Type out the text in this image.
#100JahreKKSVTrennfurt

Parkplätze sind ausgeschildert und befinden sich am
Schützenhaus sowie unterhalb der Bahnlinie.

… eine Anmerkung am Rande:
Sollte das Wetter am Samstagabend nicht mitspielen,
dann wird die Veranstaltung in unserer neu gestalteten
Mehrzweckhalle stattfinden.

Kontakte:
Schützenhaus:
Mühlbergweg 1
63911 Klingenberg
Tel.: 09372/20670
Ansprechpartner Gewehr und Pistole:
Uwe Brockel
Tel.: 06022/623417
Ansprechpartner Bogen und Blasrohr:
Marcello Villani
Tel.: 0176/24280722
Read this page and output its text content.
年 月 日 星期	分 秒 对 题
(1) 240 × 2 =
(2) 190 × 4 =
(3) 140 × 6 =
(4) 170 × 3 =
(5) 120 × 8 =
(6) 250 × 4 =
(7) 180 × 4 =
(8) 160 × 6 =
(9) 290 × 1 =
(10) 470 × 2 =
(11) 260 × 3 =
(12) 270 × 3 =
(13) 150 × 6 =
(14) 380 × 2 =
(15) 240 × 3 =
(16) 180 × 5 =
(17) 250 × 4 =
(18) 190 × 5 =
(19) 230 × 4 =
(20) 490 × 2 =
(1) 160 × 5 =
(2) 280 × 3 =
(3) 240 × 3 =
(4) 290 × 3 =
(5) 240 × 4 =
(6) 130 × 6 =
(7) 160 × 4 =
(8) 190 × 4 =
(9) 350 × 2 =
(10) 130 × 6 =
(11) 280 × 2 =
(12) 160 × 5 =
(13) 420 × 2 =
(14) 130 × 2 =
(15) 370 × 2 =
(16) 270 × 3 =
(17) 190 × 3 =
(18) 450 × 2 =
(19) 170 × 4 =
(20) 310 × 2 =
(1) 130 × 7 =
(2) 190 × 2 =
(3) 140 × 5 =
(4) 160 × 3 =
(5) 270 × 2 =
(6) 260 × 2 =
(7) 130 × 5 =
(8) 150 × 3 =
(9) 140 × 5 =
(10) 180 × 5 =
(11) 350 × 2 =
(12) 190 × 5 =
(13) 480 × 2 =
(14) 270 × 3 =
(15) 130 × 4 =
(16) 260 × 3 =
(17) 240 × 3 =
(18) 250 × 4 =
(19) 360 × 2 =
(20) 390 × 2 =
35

*CHALLENGE*. Copy all lines from the material that hold "Schützenhaus".

*FULL RESPONSE*.
Schützenhaus sowie unterhalb der Bahnlinie.
Schützenhaus:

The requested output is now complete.